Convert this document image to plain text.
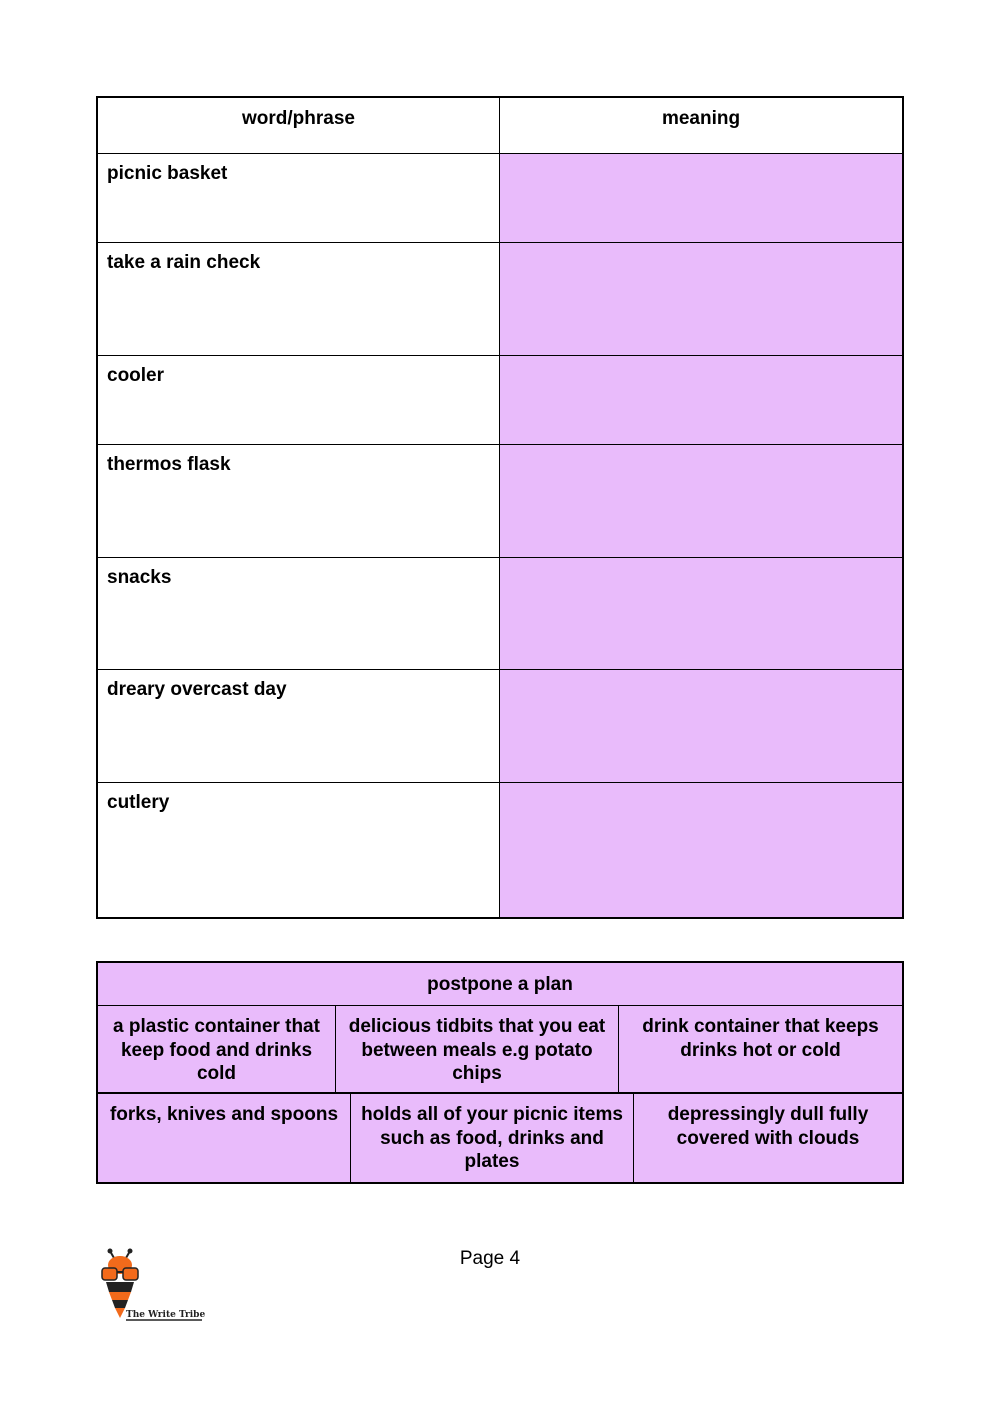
word/phrase	meaning
picnic basket
take a rain check
cooler
thermos flask
snacks
dreary overcast day
cutlery
postpone a plan
a plastic container that keep food and drinks cold
delicious tidbits that you eat between meals e.g potato chips
drink container that keeps drinks hot or cold
forks, knives and spoons	holds all of your picnic items such as food, drinks and plates
depressingly dull fully covered with clouds
Page 4
The Write Tribe
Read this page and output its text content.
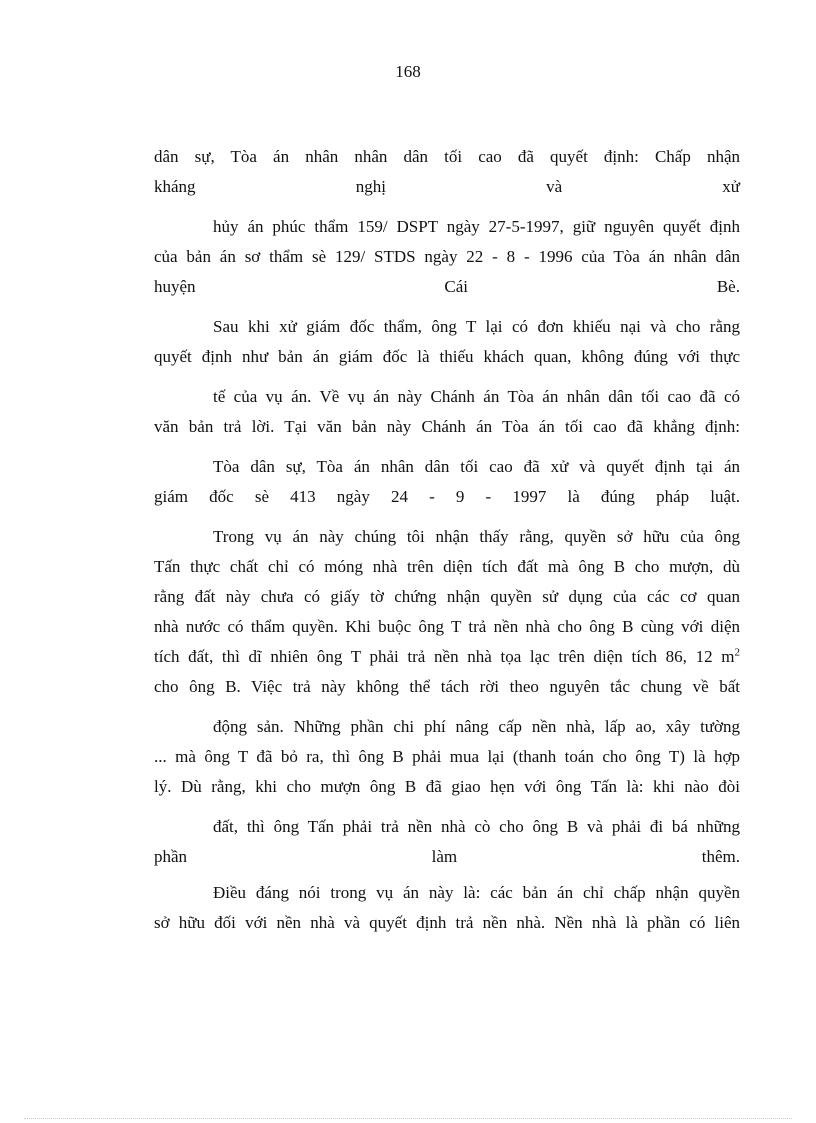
168
dân sự, Tòa án nhân nhân dân tối cao đã quyết định: Chấp nhận
kháng	nghị	và	xử
hủy án phúc thẩm 159/ DSPT ngày 27-5-1997, giữ nguyên quyết định
của bản án sơ thẩm sè 129/ STDS ngày 22 - 8 - 1996 của Tòa án nhân dân
huyện	Cái	Bè.
Sau khi xử giám đốc thẩm, ông T lại có đơn khiếu nại và cho rằng
quyết định như bản án giám đốc là thiếu khách quan, không đúng với thực
tế của vụ án. Về vụ án này Chánh án Tòa án nhân dân tối cao đã có
văn bản trả lời. Tại văn bản này Chánh án Tòa án tối cao đã khẳng định:
Tòa dân sự, Tòa án nhân dân tối cao đã xử và quyết định tại án
giám đốc sè 413 ngày 24 - 9 - 1997 là đúng pháp luật.
Trong vụ án này chúng tôi nhận thấy rằng, quyền sở hữu của ông
Tấn thực chất chỉ có móng nhà trên diện tích đất mà ông B cho mượn, dù
rằng đất này chưa có giấy tờ chứng nhận quyền sử dụng của các cơ quan
nhà nước có thẩm quyền. Khi buộc ông T trả nền nhà cho ông B cùng với diện
tích đất, thì dĩ nhiên ông T phải trả nền nhà tọa lạc trên diện tích 86, 12 $m^2$
cho ông B. Việc trả này không thể tách rời theo nguyên tắc chung về bất
động sản. Những phần chi phí nâng cấp nền nhà, lấp ao, xây tường
... mà ông T đã bỏ ra, thì ông B phải mua lại (thanh toán cho ông T) là hợp
lý. Dù rằng, khi cho mượn ông B đã giao hẹn với ông Tấn là: khi nào đòi
đất, thì ông Tấn phải trả nền nhà cò cho ông B và phải đi bá những
phần	làm	thêm.
Điều đáng nói trong vụ án này là: các bản án chỉ chấp nhận quyền
sở hữu đối với nền nhà và quyết định trả nền nhà. Nền nhà là phần có liên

○ ○ ○ ○

§ **Task objective**:
Quote each entry above verbatim and drop the pictures.

§ **Solution to this problem**:
Convert this document image to plain text.
word/phrase	meaning
picnic basket
take a rain check
cooler
thermos flask
snacks
dreary overcast day
cutlery
postpone a plan
a plastic container that keep food and drinks cold
delicious tidbits that you eat between meals e.g potato chips
drink container that keeps drinks hot or cold
forks, knives and spoons	holds all of your picnic items such as food, drinks and plates
depressingly dull fully covered with clouds
Page 4
The Write Tribe
Read this page and output its text content.
168
dân sự, Tòa án nhân nhân dân tối cao đã quyết định: Chấp nhận
kháng	nghị	và	xử
hủy án phúc thẩm 159/ DSPT ngày 27-5-1997, giữ nguyên quyết định
của bản án sơ thẩm sè 129/ STDS ngày 22 - 8 - 1996 của Tòa án nhân dân
huyện	Cái	Bè.
Sau khi xử giám đốc thẩm, ông T lại có đơn khiếu nại và cho rằng
quyết định như bản án giám đốc là thiếu khách quan, không đúng với thực
tế của vụ án. Về vụ án này Chánh án Tòa án nhân dân tối cao đã có
văn bản trả lời. Tại văn bản này Chánh án Tòa án tối cao đã khẳng định:
Tòa dân sự, Tòa án nhân dân tối cao đã xử và quyết định tại án
giám đốc sè 413 ngày 24 - 9 - 1997 là đúng pháp luật.
Trong vụ án này chúng tôi nhận thấy rằng, quyền sở hữu của ông
Tấn thực chất chỉ có móng nhà trên diện tích đất mà ông B cho mượn, dù
rằng đất này chưa có giấy tờ chứng nhận quyền sử dụng của các cơ quan
nhà nước có thẩm quyền. Khi buộc ông T trả nền nhà cho ông B cùng với diện
tích đất, thì dĩ nhiên ông T phải trả nền nhà tọa lạc trên diện tích 86, 12 $m^2$
cho ông B. Việc trả này không thể tách rời theo nguyên tắc chung về bất
động sản. Những phần chi phí nâng cấp nền nhà, lấp ao, xây tường
... mà ông T đã bỏ ra, thì ông B phải mua lại (thanh toán cho ông T) là hợp
lý. Dù rằng, khi cho mượn ông B đã giao hẹn với ông Tấn là: khi nào đòi
đất, thì ông Tấn phải trả nền nhà cò cho ông B và phải đi bá những
phần	làm	thêm.
Điều đáng nói trong vụ án này là: các bản án chỉ chấp nhận quyền
sở hữu đối với nền nhà và quyết định trả nền nhà. Nền nhà là phần có liên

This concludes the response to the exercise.